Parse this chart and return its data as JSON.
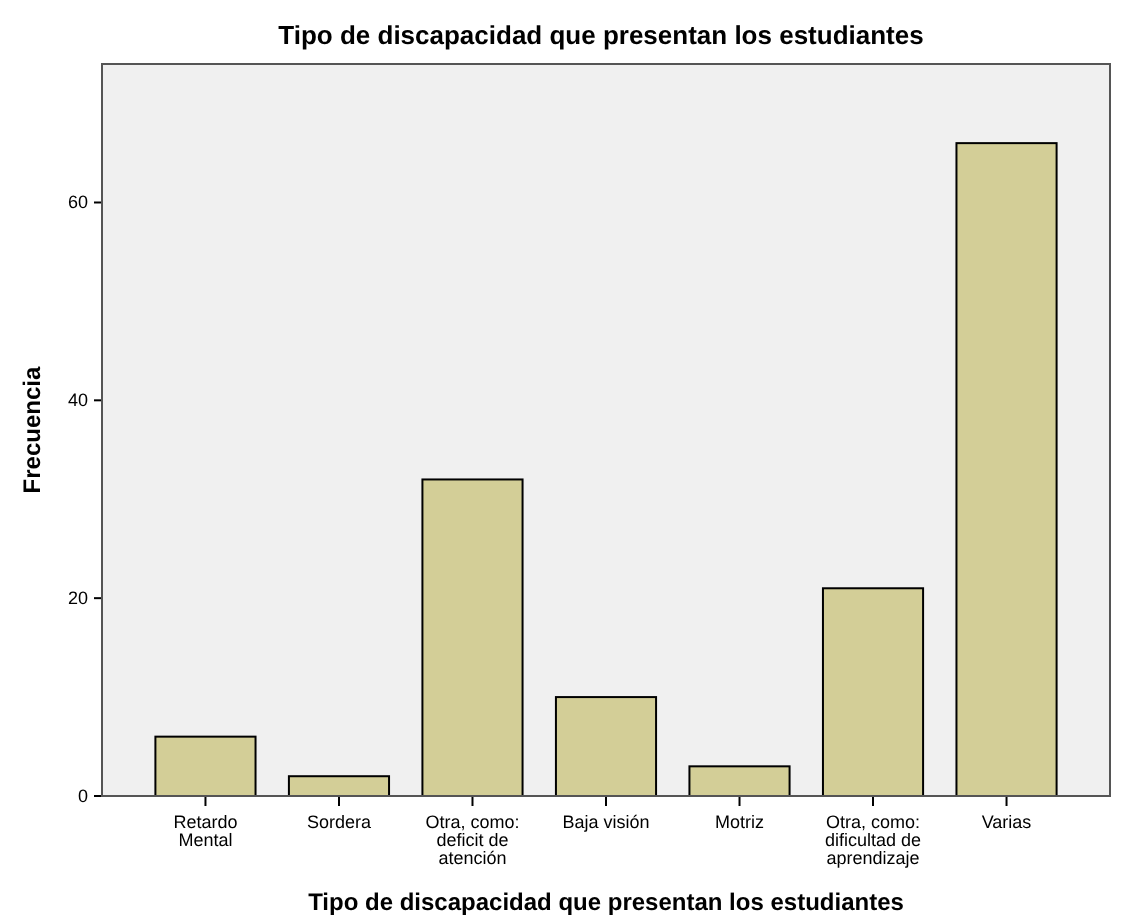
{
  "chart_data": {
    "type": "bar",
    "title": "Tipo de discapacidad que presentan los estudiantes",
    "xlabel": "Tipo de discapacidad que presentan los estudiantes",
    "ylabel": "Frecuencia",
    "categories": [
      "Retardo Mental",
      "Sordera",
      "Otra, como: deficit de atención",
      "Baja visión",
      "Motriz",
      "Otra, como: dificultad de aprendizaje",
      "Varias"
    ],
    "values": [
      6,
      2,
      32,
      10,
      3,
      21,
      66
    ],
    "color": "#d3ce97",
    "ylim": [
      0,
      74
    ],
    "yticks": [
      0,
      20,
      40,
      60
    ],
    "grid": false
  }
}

§ **What is needed**: Exclude every picture and copy the remaining data exactly.

§ **Output**:
Parse this chart and return its data as JSON.
{
  "chart_data": {
    "type": "bar",
    "title": "Tipo de discapacidad que presentan los estudiantes",
    "xlabel": "Tipo de discapacidad que presentan los estudiantes",
    "ylabel": "Frecuencia",
    "categories": [
      "Retardo Mental",
      "Sordera",
      "Otra, como: deficit de atención",
      "Baja visión",
      "Motriz",
      "Otra, como: dificultad de aprendizaje",
      "Varias"
    ],
    "values": [
      6,
      2,
      32,
      10,
      3,
      21,
      66
    ],
    "color": "#d3ce97",
    "ylim": [
      0,
      74
    ],
    "yticks": [
      0,
      20,
      40,
      60
    ],
    "grid": false
  }
}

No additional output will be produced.